--- start INPUT ---
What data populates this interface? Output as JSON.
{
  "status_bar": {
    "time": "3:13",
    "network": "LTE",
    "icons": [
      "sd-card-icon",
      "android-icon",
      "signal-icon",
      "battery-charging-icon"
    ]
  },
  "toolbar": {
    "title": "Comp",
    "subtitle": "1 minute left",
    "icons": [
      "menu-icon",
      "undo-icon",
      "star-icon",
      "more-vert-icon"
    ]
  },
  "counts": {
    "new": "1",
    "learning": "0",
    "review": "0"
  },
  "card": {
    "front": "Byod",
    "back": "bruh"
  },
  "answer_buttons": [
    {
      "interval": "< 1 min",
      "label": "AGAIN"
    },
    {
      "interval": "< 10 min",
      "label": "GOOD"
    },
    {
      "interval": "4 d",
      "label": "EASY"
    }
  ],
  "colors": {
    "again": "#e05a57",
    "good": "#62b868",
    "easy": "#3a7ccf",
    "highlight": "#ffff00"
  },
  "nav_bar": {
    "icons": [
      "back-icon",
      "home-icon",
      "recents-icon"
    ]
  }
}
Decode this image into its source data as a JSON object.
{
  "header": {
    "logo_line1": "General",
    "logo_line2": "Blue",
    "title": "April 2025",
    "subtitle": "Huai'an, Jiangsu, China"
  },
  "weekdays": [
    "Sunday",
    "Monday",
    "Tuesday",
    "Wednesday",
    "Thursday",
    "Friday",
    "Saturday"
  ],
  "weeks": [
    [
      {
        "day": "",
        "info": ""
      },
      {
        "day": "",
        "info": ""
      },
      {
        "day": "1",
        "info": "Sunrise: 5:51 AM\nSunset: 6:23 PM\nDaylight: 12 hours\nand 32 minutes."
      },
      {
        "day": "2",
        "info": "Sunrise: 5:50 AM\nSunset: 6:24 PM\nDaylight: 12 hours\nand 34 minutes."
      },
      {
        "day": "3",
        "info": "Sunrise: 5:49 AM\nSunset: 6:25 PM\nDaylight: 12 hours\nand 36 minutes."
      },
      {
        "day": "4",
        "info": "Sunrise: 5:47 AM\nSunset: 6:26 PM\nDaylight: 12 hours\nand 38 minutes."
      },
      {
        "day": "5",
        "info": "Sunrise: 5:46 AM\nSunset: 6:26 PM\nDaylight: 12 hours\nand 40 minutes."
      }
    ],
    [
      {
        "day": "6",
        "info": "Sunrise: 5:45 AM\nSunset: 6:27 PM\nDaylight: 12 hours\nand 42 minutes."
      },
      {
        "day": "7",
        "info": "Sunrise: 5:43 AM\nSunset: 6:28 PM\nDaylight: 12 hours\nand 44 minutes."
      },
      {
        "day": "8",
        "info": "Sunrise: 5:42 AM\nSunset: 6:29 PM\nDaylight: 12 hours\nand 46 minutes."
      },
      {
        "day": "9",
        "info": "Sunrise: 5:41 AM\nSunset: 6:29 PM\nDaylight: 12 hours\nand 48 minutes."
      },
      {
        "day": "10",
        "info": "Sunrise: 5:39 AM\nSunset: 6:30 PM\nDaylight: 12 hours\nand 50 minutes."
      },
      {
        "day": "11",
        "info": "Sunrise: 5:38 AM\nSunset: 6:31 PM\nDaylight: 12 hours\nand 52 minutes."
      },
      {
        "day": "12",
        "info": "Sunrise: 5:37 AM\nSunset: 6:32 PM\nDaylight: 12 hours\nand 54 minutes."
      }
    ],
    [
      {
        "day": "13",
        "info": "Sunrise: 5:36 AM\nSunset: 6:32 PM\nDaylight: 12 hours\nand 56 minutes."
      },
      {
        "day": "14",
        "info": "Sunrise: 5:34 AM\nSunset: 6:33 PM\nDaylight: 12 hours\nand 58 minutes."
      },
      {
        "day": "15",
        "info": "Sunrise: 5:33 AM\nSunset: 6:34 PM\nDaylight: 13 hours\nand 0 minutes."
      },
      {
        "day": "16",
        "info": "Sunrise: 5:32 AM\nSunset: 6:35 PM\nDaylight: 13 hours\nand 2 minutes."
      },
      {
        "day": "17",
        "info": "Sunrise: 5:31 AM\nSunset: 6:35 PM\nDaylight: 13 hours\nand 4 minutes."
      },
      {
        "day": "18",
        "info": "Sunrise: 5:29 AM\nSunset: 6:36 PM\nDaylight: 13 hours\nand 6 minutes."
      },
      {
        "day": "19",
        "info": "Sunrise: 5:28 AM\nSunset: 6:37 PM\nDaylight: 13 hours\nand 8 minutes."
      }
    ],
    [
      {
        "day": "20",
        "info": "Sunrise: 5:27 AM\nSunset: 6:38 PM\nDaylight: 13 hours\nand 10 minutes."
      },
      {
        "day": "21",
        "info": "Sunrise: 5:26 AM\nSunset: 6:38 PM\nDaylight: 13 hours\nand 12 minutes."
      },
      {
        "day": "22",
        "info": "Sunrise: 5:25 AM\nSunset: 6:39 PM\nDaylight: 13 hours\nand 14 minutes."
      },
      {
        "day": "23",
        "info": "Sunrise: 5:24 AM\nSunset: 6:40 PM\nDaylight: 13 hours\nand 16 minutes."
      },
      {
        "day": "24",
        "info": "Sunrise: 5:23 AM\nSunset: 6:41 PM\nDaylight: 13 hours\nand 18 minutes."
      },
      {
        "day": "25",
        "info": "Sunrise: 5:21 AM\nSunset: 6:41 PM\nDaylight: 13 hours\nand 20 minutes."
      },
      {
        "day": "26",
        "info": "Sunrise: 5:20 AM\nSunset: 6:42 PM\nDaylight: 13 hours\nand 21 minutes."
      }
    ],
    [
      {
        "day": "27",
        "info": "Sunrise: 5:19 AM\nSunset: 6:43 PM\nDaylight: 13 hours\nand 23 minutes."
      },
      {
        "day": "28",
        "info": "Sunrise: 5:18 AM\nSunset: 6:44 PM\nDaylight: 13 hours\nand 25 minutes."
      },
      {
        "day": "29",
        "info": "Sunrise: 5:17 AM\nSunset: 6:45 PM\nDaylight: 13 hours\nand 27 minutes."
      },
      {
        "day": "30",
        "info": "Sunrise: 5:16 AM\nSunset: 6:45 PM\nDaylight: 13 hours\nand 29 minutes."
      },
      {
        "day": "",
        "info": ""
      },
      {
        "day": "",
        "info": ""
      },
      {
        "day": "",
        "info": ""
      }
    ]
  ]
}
--- end INPUT ---
#### [TO DO]
Copy out the lines in which the string "this" appears.

#### [TASK SOLUTION]
What data populates this interface? Output as JSON.
Decode this image into its source data as a JSON object.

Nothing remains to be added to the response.